(Extracted records)
◇ ◇ ◇ ◇ ◇

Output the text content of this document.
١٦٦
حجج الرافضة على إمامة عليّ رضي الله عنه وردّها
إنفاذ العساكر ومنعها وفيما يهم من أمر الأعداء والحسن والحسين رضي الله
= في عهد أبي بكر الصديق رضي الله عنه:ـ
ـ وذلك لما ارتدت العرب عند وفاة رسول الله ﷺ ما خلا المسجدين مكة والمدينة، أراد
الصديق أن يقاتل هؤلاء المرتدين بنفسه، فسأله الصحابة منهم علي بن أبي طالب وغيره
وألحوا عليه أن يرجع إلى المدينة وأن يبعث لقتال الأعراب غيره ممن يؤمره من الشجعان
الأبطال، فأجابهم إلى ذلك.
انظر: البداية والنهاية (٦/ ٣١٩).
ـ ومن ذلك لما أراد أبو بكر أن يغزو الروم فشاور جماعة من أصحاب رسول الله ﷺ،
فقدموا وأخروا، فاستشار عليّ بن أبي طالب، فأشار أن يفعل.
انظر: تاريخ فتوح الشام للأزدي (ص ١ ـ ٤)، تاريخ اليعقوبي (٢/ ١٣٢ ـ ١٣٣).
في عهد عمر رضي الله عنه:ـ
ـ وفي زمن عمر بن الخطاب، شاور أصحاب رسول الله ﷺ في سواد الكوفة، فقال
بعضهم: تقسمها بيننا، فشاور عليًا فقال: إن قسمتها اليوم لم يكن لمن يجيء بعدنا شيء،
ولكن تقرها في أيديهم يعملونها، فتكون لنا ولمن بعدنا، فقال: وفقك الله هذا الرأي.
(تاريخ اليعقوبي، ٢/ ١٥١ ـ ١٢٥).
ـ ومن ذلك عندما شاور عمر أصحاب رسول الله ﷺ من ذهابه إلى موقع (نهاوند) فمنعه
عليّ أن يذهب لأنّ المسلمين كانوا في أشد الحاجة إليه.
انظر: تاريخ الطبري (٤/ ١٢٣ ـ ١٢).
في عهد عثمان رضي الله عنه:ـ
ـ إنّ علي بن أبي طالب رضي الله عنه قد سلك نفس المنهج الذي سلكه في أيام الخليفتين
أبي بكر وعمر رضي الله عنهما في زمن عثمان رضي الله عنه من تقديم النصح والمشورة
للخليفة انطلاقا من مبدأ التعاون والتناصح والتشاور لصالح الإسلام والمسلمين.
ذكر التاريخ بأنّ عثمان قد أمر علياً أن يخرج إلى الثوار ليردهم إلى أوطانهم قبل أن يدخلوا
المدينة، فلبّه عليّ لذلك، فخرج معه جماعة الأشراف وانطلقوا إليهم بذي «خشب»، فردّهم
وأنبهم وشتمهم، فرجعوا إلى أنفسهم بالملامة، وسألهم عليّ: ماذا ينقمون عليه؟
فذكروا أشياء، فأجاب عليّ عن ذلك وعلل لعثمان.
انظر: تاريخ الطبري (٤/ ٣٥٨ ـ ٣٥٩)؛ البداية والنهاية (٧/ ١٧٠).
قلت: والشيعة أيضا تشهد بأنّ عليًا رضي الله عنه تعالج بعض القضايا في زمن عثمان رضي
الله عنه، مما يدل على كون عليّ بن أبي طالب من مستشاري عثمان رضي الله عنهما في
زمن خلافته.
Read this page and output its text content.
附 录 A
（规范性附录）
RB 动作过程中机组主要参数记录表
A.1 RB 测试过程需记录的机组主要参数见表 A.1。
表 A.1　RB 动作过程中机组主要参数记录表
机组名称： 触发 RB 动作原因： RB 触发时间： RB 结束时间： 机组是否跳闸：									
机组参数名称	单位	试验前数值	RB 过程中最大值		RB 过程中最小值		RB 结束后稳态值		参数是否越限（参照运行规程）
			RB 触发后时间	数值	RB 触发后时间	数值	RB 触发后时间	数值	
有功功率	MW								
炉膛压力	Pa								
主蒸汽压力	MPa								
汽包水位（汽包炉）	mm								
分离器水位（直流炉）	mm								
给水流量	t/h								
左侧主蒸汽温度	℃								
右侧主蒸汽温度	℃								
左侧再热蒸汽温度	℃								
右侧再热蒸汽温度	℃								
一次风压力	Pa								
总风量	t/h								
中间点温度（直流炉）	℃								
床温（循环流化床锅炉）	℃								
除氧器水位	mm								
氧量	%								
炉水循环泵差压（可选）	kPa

◇ ◇ ◇ ◇ ◇

Required task: Which lines above contain the word "رسول"? Copy each of them.

Exercise response:
ـ وذلك لما ارتدت العرب عند وفاة رسول الله ﷺ ما خلا المسجدين مكة والمدينة، أراد
ـ ومن ذلك لما أراد أبو بكر أن يغزو الروم فشاور جماعة من أصحاب رسول الله ﷺ،
ـ وفي زمن عمر بن الخطاب، شاور أصحاب رسول الله ﷺ في سواد الكوفة، فقال
ـ ومن ذلك عندما شاور عمر أصحاب رسول الله ﷺ من ذهابه إلى موقع (نهاوند) فمنعه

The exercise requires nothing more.